━━━━━ RECORDS TO PROCESS

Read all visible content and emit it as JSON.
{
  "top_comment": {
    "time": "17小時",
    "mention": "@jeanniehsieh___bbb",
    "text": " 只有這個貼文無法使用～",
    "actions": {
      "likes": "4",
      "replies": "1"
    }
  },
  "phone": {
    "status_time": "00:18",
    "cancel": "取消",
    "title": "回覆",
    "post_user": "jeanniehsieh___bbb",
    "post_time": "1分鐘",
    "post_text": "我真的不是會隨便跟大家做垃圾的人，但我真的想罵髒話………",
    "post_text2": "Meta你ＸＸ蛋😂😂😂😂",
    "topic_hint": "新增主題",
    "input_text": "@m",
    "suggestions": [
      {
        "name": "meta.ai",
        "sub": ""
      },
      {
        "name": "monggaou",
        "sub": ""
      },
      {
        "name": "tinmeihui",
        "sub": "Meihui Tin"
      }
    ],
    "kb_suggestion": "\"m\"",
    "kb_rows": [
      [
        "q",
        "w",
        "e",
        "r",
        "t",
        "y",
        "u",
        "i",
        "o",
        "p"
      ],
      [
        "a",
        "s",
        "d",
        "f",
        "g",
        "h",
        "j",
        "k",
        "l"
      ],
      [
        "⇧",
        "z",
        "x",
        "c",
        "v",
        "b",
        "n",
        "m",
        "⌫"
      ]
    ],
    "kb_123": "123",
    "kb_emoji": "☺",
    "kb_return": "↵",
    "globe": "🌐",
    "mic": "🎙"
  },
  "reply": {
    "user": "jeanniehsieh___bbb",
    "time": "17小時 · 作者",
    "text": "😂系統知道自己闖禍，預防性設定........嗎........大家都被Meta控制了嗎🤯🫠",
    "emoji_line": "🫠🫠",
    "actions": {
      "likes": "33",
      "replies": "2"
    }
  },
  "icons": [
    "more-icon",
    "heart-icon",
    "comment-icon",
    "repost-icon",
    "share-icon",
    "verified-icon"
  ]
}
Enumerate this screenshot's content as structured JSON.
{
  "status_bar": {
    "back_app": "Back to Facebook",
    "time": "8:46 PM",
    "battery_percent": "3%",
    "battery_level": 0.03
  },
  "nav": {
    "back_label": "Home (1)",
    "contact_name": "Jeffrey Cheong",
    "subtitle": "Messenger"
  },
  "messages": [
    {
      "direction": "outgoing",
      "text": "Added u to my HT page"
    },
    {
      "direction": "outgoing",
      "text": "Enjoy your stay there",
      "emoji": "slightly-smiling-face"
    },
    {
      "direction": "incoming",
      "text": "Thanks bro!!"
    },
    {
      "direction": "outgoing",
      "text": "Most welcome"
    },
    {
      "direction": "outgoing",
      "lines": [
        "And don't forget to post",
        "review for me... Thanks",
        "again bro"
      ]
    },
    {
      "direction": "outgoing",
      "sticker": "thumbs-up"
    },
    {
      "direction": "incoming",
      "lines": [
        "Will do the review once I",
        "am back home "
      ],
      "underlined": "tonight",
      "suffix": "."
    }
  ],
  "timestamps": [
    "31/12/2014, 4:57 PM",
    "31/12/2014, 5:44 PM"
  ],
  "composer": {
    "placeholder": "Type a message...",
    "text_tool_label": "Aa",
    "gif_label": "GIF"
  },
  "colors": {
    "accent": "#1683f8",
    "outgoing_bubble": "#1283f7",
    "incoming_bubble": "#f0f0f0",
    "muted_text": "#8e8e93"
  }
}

━━━━━━━━━━
━━━━━ RECORDS TO PROCESS

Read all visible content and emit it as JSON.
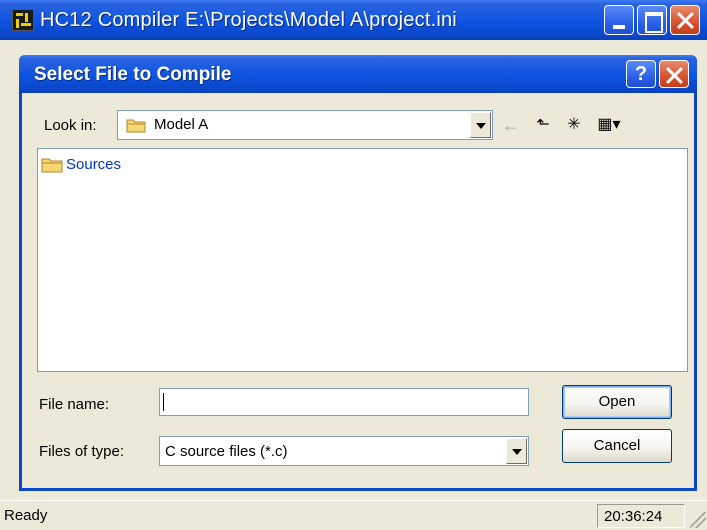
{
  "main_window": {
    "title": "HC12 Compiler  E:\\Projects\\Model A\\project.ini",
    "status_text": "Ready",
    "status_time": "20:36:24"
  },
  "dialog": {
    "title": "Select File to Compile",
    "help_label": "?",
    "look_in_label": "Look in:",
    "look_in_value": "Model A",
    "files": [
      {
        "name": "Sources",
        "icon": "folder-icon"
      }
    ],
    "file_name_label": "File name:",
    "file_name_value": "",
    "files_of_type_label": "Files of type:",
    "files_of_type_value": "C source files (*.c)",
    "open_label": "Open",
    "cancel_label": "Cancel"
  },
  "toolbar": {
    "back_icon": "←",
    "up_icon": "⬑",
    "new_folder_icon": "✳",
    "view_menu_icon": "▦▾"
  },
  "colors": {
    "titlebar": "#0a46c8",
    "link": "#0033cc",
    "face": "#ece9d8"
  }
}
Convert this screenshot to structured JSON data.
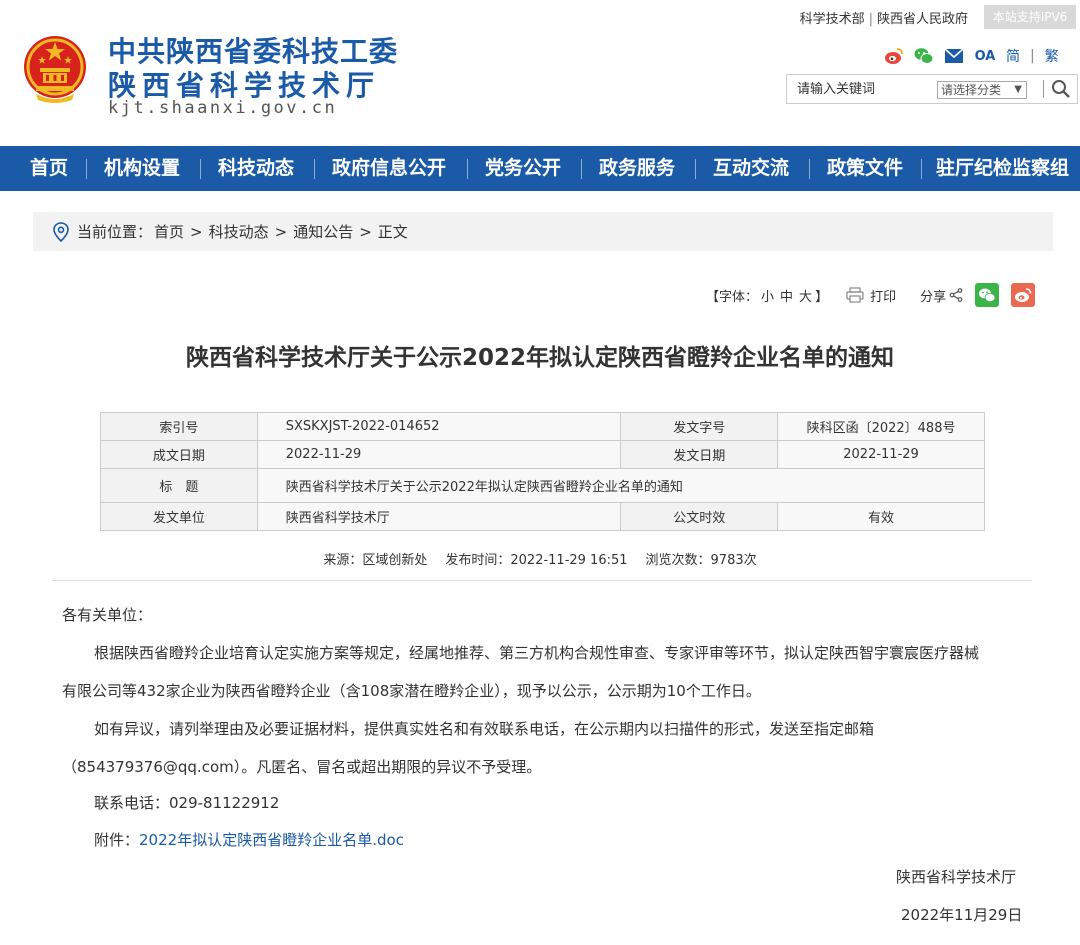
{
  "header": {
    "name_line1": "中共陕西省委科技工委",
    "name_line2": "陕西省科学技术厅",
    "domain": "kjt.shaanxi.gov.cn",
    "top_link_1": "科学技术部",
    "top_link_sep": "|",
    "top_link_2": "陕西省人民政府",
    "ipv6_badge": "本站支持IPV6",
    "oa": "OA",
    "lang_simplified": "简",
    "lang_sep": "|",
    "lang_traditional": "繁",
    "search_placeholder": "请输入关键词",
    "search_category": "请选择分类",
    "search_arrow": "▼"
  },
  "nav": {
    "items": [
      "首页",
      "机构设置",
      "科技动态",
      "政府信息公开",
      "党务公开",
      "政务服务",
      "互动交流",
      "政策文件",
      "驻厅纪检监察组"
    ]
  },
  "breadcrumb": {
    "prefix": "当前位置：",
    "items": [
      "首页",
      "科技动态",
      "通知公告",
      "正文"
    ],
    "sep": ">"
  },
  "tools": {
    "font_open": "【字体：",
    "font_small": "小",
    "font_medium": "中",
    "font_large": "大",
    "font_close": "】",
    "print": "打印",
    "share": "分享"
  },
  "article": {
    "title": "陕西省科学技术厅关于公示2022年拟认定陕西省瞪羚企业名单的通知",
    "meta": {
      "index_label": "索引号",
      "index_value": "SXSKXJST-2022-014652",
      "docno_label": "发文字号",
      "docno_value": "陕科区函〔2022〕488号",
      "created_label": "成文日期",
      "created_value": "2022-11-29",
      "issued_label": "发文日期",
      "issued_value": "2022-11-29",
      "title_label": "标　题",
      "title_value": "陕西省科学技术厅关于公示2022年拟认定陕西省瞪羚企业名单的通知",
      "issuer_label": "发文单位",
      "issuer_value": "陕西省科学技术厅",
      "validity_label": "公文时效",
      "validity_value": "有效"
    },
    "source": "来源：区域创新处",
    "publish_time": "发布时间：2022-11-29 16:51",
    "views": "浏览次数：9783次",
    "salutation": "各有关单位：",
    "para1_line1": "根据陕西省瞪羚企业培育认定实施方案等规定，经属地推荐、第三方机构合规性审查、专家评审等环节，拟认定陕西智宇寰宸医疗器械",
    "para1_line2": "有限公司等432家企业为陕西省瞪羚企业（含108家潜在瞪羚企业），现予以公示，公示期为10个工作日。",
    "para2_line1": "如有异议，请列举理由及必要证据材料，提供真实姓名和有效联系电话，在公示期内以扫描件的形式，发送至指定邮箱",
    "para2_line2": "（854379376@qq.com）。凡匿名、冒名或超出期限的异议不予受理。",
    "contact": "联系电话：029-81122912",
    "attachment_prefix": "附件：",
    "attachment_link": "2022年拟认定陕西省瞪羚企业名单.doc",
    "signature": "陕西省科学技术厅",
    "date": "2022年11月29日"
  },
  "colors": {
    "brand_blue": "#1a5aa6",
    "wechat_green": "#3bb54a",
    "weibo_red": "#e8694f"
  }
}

━━━━━━━━━━
━━━━━ RECORDS TO PROCESS

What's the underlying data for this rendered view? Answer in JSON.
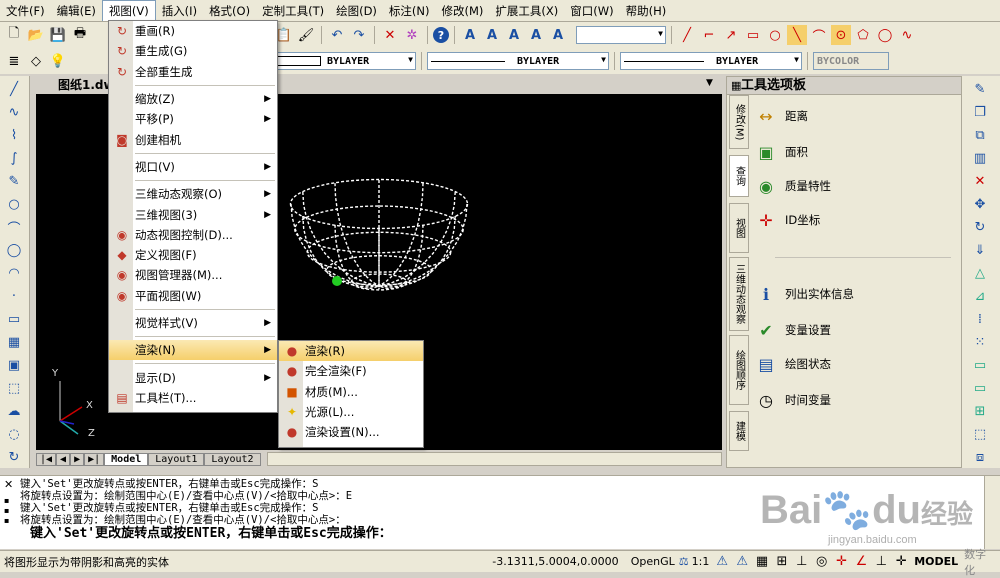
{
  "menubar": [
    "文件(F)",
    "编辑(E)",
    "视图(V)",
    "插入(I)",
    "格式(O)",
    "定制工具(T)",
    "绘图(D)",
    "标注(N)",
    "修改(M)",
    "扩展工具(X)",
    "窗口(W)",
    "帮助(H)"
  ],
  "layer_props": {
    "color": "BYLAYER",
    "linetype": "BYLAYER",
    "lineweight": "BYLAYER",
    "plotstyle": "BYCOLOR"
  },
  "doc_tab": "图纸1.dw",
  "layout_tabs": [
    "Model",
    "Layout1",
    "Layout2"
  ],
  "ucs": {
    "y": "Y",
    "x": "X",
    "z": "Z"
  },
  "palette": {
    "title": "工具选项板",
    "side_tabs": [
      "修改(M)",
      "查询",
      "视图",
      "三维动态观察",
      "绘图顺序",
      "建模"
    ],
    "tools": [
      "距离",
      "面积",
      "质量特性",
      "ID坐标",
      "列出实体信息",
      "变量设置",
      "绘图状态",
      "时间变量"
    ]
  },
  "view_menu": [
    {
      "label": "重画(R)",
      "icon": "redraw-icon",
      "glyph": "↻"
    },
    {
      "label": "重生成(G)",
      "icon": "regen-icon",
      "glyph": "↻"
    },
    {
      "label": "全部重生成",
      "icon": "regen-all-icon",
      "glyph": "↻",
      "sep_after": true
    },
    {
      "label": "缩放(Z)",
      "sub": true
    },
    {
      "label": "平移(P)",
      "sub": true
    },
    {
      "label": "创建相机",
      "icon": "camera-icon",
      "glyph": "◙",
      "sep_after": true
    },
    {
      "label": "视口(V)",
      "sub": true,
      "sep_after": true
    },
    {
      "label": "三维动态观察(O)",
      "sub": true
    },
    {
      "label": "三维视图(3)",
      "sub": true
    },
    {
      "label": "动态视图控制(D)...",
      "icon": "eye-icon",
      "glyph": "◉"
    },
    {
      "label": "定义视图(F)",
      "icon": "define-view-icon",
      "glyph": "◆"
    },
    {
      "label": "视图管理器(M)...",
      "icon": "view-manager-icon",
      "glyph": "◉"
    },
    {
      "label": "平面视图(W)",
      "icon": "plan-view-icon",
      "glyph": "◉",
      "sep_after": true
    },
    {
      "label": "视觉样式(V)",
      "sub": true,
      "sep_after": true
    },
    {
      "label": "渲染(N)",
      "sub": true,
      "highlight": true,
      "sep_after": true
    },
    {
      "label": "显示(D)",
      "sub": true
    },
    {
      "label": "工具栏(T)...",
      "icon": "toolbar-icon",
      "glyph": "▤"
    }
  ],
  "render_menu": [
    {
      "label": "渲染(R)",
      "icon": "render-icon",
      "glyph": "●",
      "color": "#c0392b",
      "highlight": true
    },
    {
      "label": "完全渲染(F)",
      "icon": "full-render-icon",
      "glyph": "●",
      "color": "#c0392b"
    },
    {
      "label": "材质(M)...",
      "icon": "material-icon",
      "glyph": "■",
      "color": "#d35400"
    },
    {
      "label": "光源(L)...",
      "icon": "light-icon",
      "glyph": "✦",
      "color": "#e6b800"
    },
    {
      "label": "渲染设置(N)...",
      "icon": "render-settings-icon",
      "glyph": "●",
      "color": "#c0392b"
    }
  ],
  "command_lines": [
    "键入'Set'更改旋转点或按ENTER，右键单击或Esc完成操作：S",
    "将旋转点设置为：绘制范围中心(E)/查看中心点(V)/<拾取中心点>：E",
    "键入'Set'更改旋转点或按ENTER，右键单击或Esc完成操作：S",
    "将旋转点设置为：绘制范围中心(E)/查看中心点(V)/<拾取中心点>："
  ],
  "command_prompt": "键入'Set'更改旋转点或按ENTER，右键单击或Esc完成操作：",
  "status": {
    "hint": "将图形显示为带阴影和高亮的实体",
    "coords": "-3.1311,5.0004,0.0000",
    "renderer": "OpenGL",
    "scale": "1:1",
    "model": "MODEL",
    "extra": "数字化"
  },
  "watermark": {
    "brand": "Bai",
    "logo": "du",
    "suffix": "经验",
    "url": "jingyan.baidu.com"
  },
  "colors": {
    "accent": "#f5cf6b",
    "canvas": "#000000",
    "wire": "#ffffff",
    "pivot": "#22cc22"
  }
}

━━━━━━━━━━

> [PROBLEM STATEMENT]: Extract each line from the entries above that contains the string "拾取中心点".

> [RESULT OF THIS EXERCISE]:
    "将旋转点设置为：绘制范围中心(E)/查看中心点(V)/<拾取中心点>：E",
    "将旋转点设置为：绘制范围中心(E)/查看中心点(V)/<拾取中心点>："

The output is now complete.